▶ [To be done]: Scan the listing below. Report each line that includes "Qinghai".
☆ ☆ ☆ ☆ ☆ ☆ ☆
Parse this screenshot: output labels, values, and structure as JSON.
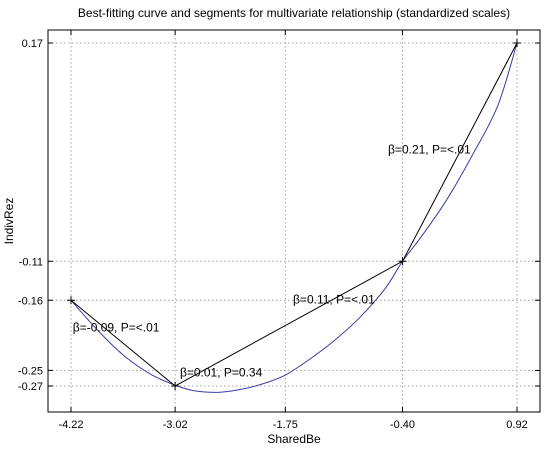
{
  "chart_data": {
    "type": "line",
    "title": "Best-fitting curve and segments for multivariate relationship (standardized scales)",
    "xlabel": "SharedBe",
    "ylabel": "IndivRez",
    "xlim": [
      -4.22,
      0.92
    ],
    "ylim": [
      -0.27,
      0.17
    ],
    "xticks": [
      "-4.22",
      "-3.02",
      "-1.75",
      "-0.40",
      "0.92"
    ],
    "xtick_values": [
      -4.22,
      -3.02,
      -1.75,
      -0.4,
      0.92
    ],
    "yticks": [
      "-0.27",
      "-0.25",
      "-0.16",
      "-0.11",
      "0.17"
    ],
    "ytick_values": [
      -0.27,
      -0.25,
      -0.16,
      -0.11,
      0.17
    ],
    "grid": true,
    "series": [
      {
        "role": "curve",
        "color": "#3c3ca6",
        "x": [
          -4.22,
          -3.9,
          -3.6,
          -3.3,
          -3.02,
          -2.8,
          -2.5,
          -2.2,
          -1.95,
          -1.75,
          -1.5,
          -1.2,
          -0.9,
          -0.6,
          -0.4,
          -0.2,
          0.1,
          0.4,
          0.7,
          0.92
        ],
        "y": [
          -0.16,
          -0.2,
          -0.232,
          -0.255,
          -0.269,
          -0.276,
          -0.278,
          -0.273,
          -0.265,
          -0.256,
          -0.238,
          -0.213,
          -0.183,
          -0.145,
          -0.11,
          -0.081,
          -0.033,
          0.025,
          0.09,
          0.17
        ]
      },
      {
        "role": "segments",
        "color": "#000000",
        "markers": true,
        "x": [
          -4.22,
          -3.02,
          -0.4,
          0.92
        ],
        "y": [
          -0.16,
          -0.27,
          -0.11,
          0.17
        ]
      }
    ],
    "annotations": [
      {
        "text": "β=-0.09, P=<.01",
        "x": -3.7,
        "y": -0.2
      },
      {
        "text": "β=0.01, P=0.34",
        "x": -2.49,
        "y": -0.258
      },
      {
        "text": "β=0.11, P=<.01",
        "x": -1.19,
        "y": -0.164
      },
      {
        "text": "β=0.21, P=<.01",
        "x": -0.09,
        "y": 0.028
      }
    ]
  }
}
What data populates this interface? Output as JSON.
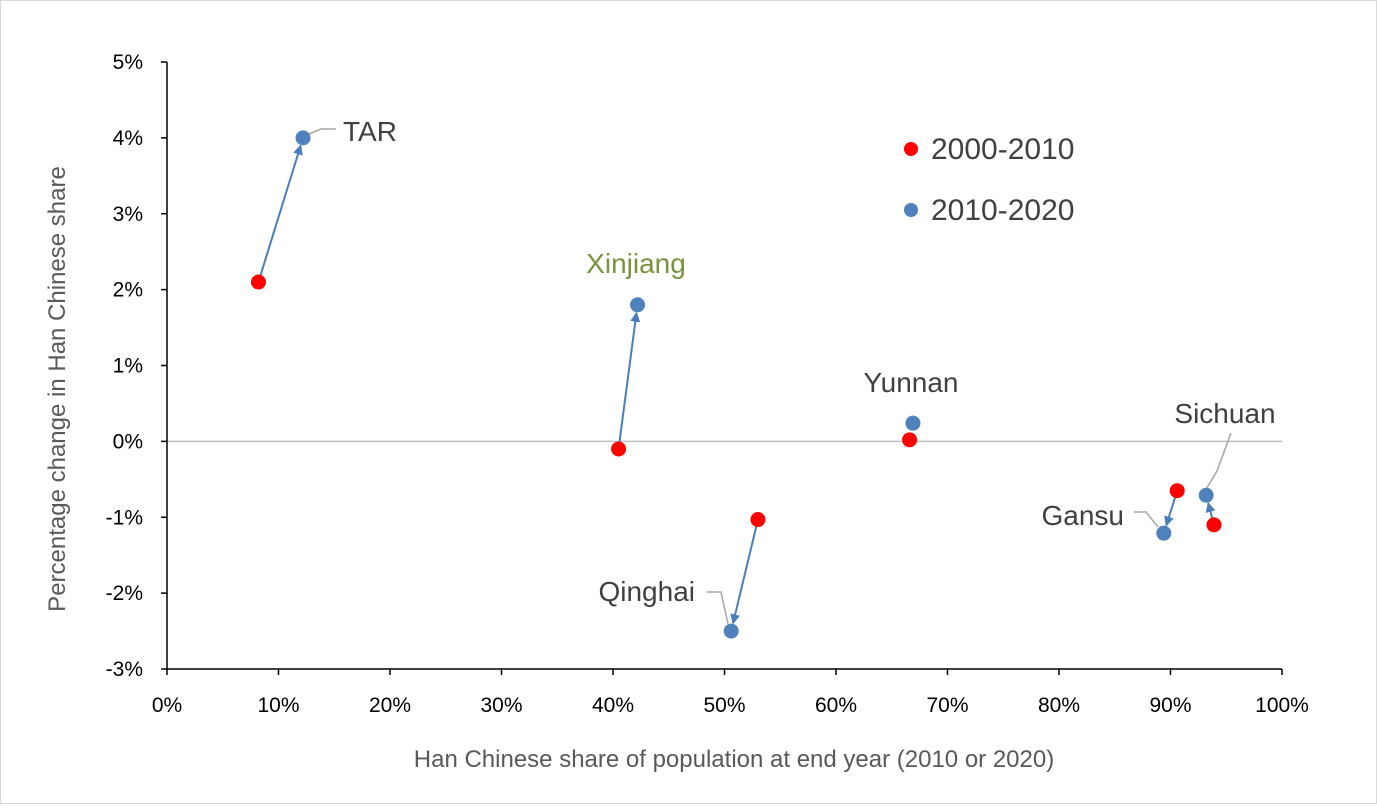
{
  "chart_data": {
    "type": "scatter",
    "xlabel": "Han Chinese share of population at end year (2010 or 2020)",
    "ylabel": "Percentage change in Han Chinese share",
    "xlim": [
      0,
      100
    ],
    "ylim": [
      -3,
      5
    ],
    "x_ticks": [
      0,
      10,
      20,
      30,
      40,
      50,
      60,
      70,
      80,
      90,
      100
    ],
    "y_ticks": [
      -3,
      -2,
      -1,
      0,
      1,
      2,
      3,
      4,
      5
    ],
    "x_tick_labels": [
      "0%",
      "10%",
      "20%",
      "30%",
      "40%",
      "50%",
      "60%",
      "70%",
      "80%",
      "90%",
      "100%"
    ],
    "y_tick_labels": [
      "-3%",
      "-2%",
      "-1%",
      "0%",
      "1%",
      "2%",
      "3%",
      "4%",
      "5%"
    ],
    "zero_line": true,
    "legend_position": "top-right",
    "series": [
      {
        "name": "2000-2010",
        "color": "#ff0000",
        "points": [
          {
            "region": "TAR",
            "x": 8.2,
            "y": 2.1
          },
          {
            "region": "Xinjiang",
            "x": 40.5,
            "y": -0.1
          },
          {
            "region": "Qinghai",
            "x": 53.0,
            "y": -1.03
          },
          {
            "region": "Yunnan",
            "x": 66.6,
            "y": 0.02
          },
          {
            "region": "Gansu",
            "x": 90.6,
            "y": -0.65
          },
          {
            "region": "Sichuan",
            "x": 93.9,
            "y": -1.1
          }
        ]
      },
      {
        "name": "2010-2020",
        "color": "#4f81bd",
        "points": [
          {
            "region": "TAR",
            "x": 12.2,
            "y": 4.0
          },
          {
            "region": "Xinjiang",
            "x": 42.2,
            "y": 1.8
          },
          {
            "region": "Qinghai",
            "x": 50.6,
            "y": -2.5
          },
          {
            "region": "Yunnan",
            "x": 66.9,
            "y": 0.24
          },
          {
            "region": "Gansu",
            "x": 89.4,
            "y": -1.21
          },
          {
            "region": "Sichuan",
            "x": 93.2,
            "y": -0.71
          }
        ]
      }
    ],
    "arrows": [
      {
        "region": "TAR",
        "from": [
          8.2,
          2.1
        ],
        "to": [
          12.2,
          4.0
        ]
      },
      {
        "region": "Xinjiang",
        "from": [
          40.5,
          -0.1
        ],
        "to": [
          42.2,
          1.8
        ]
      },
      {
        "region": "Qinghai",
        "from": [
          53.0,
          -1.03
        ],
        "to": [
          50.6,
          -2.5
        ]
      },
      {
        "region": "Gansu",
        "from": [
          90.6,
          -0.65
        ],
        "to": [
          89.4,
          -1.21
        ]
      },
      {
        "region": "Sichuan",
        "from": [
          93.9,
          -1.1
        ],
        "to": [
          93.2,
          -0.71
        ]
      }
    ],
    "region_labels": [
      {
        "text": "TAR",
        "color": "#404040",
        "leader": true
      },
      {
        "text": "Xinjiang",
        "color": "#77933c",
        "leader": false
      },
      {
        "text": "Yunnan",
        "color": "#404040",
        "leader": false
      },
      {
        "text": "Sichuan",
        "color": "#404040",
        "leader": true
      },
      {
        "text": "Gansu",
        "color": "#404040",
        "leader": true
      },
      {
        "text": "Qinghai",
        "color": "#404040",
        "leader": true
      }
    ]
  }
}
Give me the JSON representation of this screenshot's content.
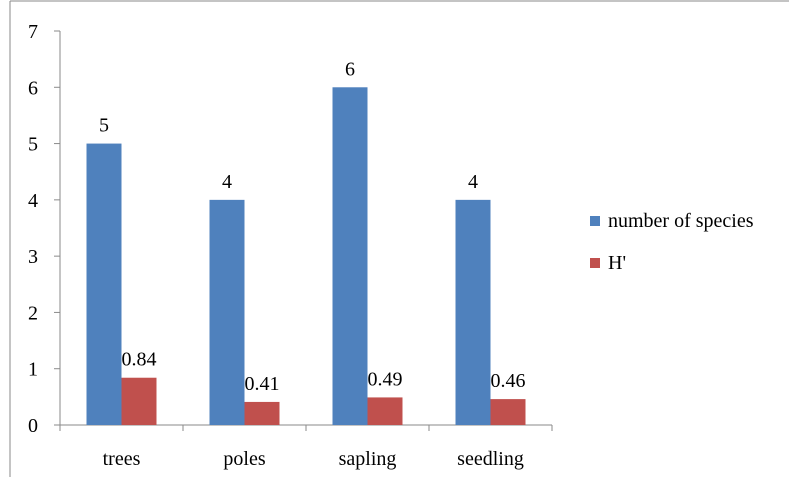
{
  "chart_data": {
    "type": "bar",
    "title": "",
    "xlabel": "",
    "ylabel": "",
    "categories": [
      "trees",
      "poles",
      "sapling",
      "seedling"
    ],
    "series": [
      {
        "name": "number of species",
        "values": [
          5,
          4,
          6,
          4
        ],
        "labels": [
          "5",
          "4",
          "6",
          "4"
        ],
        "color": "#4f81bd"
      },
      {
        "name": "H'",
        "values": [
          0.84,
          0.41,
          0.49,
          0.46
        ],
        "labels": [
          "0.84",
          "0.41",
          "0.49",
          "0.46"
        ],
        "color": "#c0504d"
      }
    ],
    "ylim": [
      0,
      7
    ],
    "yticks": [
      "0",
      "1",
      "2",
      "3",
      "4",
      "5",
      "6",
      "7"
    ],
    "grid": false,
    "legend_position": "right"
  }
}
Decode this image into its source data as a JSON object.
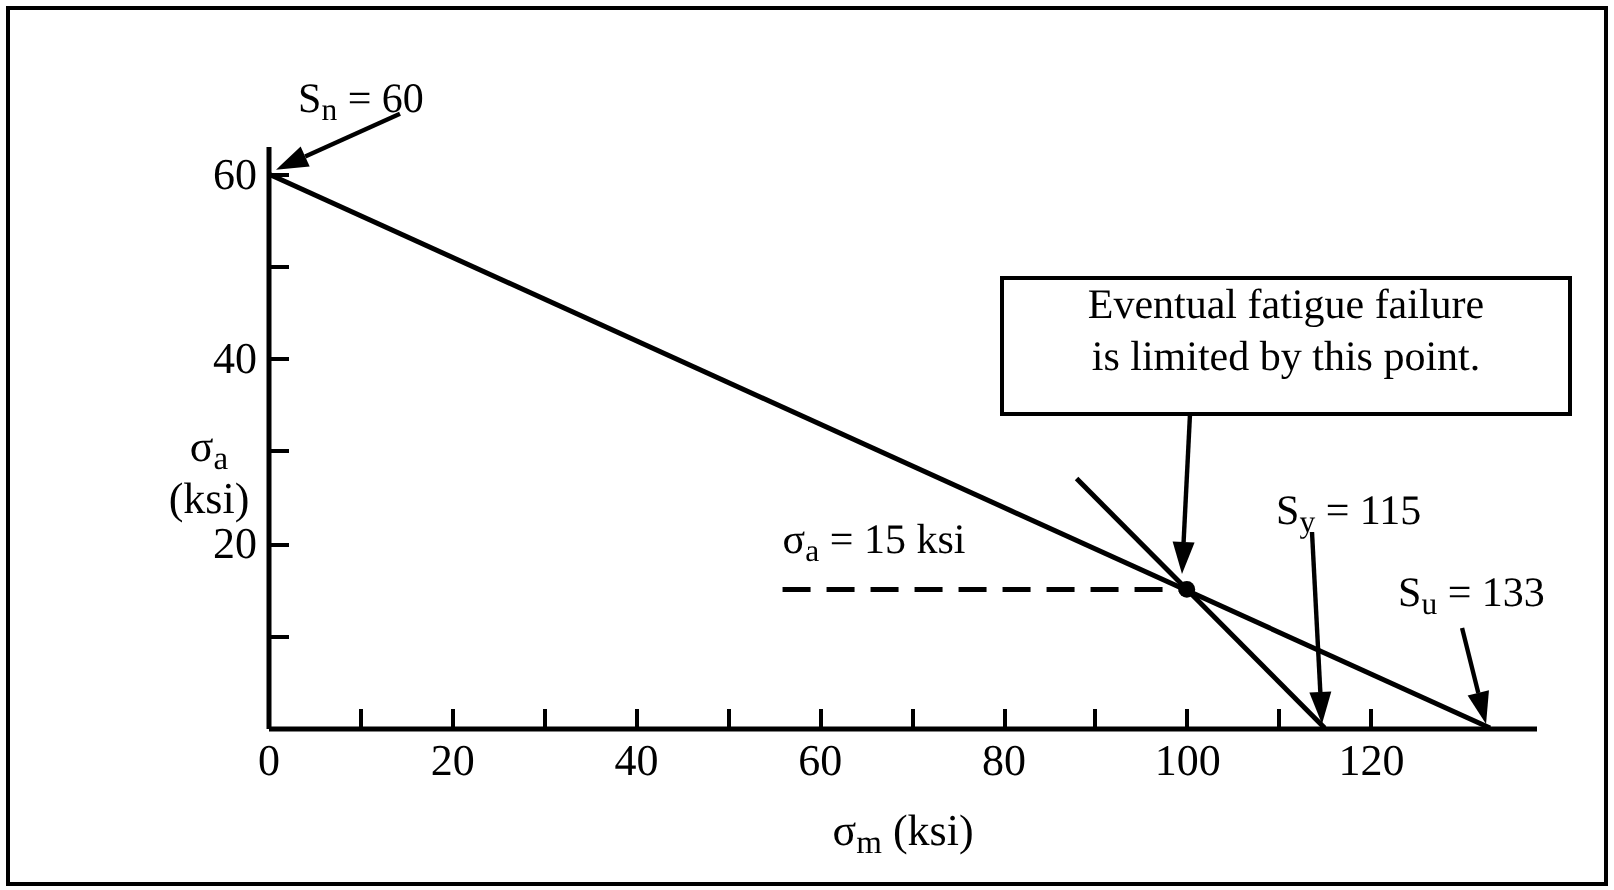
{
  "chart_data": {
    "type": "line",
    "xlabel": "σ$_{m}$  (ksi)",
    "ylabel": "σ$_{a}$\n(ksi)",
    "xlim": [
      0,
      138
    ],
    "ylim": [
      0,
      63
    ],
    "xticks": [
      0,
      {
        "value": 10,
        "label": null
      },
      20,
      {
        "value": 30,
        "label": null
      },
      40,
      {
        "value": 50,
        "label": null
      },
      60,
      {
        "value": 70,
        "label": null
      },
      80,
      {
        "value": 90,
        "label": null
      },
      100,
      {
        "value": 110,
        "label": null
      },
      120
    ],
    "yticks": [
      {
        "value": 10,
        "label": null
      },
      20,
      {
        "value": 30,
        "label": null
      },
      40,
      {
        "value": 50,
        "label": null
      },
      60
    ],
    "series": [
      {
        "color": "#000000",
        "x": [
          0,
          133
        ],
        "values": [
          60,
          0
        ]
      },
      {
        "color": "#000000",
        "x": [
          88,
          115
        ],
        "values": [
          27,
          0
        ]
      },
      {
        "color": "#000000",
        "line_style": "dashed",
        "x": [
          56,
          100
        ],
        "values": [
          15,
          15
        ]
      },
      {
        "type": "scatter",
        "color": "#000000",
        "marker": "circle",
        "x": [
          100
        ],
        "values": [
          15
        ]
      }
    ],
    "annotations": [
      {
        "text": "S$_{n}$ = 60",
        "x": 0,
        "y": 60
      },
      {
        "text": "σ$_{a}$ = 15 ksi",
        "x": 56,
        "y": 15
      },
      "Eventual fatigue failure\nis limited by this point.",
      "S$_{y}$ = 115",
      {
        "text": "S$_{u}$ = 133",
        "x": 133,
        "y": 0
      }
    ]
  }
}
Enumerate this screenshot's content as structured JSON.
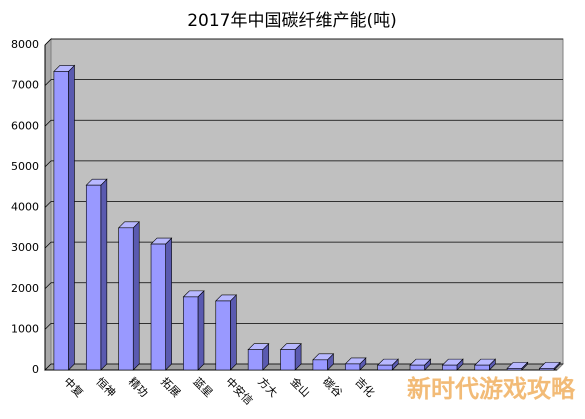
{
  "chart_data": {
    "type": "bar3d",
    "title": "2017年中国碳纤维产能(吨)",
    "categories": [
      "中复",
      "恒神",
      "精功",
      "拓展",
      "蓝星",
      "中安信",
      "方大",
      "金山",
      "碳谷",
      "吉化",
      null,
      null,
      null,
      null,
      null,
      null
    ],
    "values": [
      7350,
      4550,
      3500,
      3100,
      1800,
      1700,
      500,
      500,
      250,
      150,
      120,
      120,
      120,
      120,
      40,
      40
    ],
    "color": "#9999ff",
    "ylim": [
      0,
      8000
    ],
    "yticks": [
      0,
      1000,
      2000,
      3000,
      4000,
      5000,
      6000,
      7000,
      8000
    ],
    "grid": true
  },
  "watermark": "新时代游戏攻略"
}
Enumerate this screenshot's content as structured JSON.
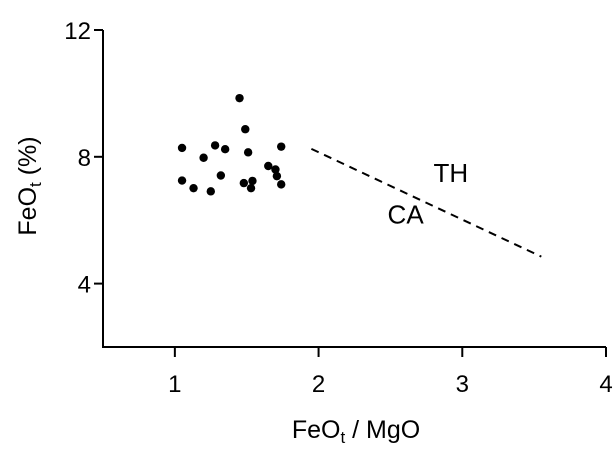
{
  "chart_data": {
    "type": "scatter",
    "title": "",
    "xlabel": {
      "base": "FeO",
      "sub": "t",
      "rest": " / MgO"
    },
    "ylabel": {
      "base": "FeO",
      "sub": "t",
      "rest": " (%)"
    },
    "xlim": [
      0.5,
      4.0
    ],
    "ylim": [
      2,
      12
    ],
    "xticks": [
      1,
      2,
      3,
      4
    ],
    "yticks": [
      4,
      8,
      12
    ],
    "xtick_labels": [
      "1",
      "2",
      "3",
      "4"
    ],
    "ytick_labels": [
      "4",
      "8",
      "12"
    ],
    "grid": false,
    "series": [
      {
        "points": [
          {
            "x": 1.05,
            "y": 8.28
          },
          {
            "x": 1.05,
            "y": 7.25
          },
          {
            "x": 1.13,
            "y": 7.01
          },
          {
            "x": 1.2,
            "y": 7.97
          },
          {
            "x": 1.25,
            "y": 6.91
          },
          {
            "x": 1.28,
            "y": 8.36
          },
          {
            "x": 1.32,
            "y": 7.41
          },
          {
            "x": 1.35,
            "y": 8.24
          },
          {
            "x": 1.45,
            "y": 9.85
          },
          {
            "x": 1.48,
            "y": 7.17
          },
          {
            "x": 1.49,
            "y": 8.87
          },
          {
            "x": 1.51,
            "y": 8.14
          },
          {
            "x": 1.53,
            "y": 7.01
          },
          {
            "x": 1.54,
            "y": 7.24
          },
          {
            "x": 1.65,
            "y": 7.71
          },
          {
            "x": 1.7,
            "y": 7.6
          },
          {
            "x": 1.71,
            "y": 7.39
          },
          {
            "x": 1.74,
            "y": 7.13
          },
          {
            "x": 1.74,
            "y": 8.32
          }
        ]
      }
    ],
    "divider_line": {
      "x": [
        1.95,
        3.55
      ],
      "y": [
        8.25,
        4.85
      ],
      "style": "dashed"
    },
    "annotations": [
      {
        "text": "TH",
        "x": 2.8,
        "y": 7.2
      },
      {
        "text": "CA",
        "x": 2.48,
        "y": 5.9
      }
    ],
    "colors": {
      "ink": "#000000",
      "background": "#ffffff"
    }
  }
}
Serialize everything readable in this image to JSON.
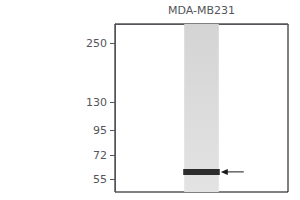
☆ ☆ ☆ ☆ ☆ ☆ ☆
▶ [Completed exercise]:
            "region": "Qinghai",
            "region": "Qinghai",
        "region": "Qinghai",
        "text": "Qinghai",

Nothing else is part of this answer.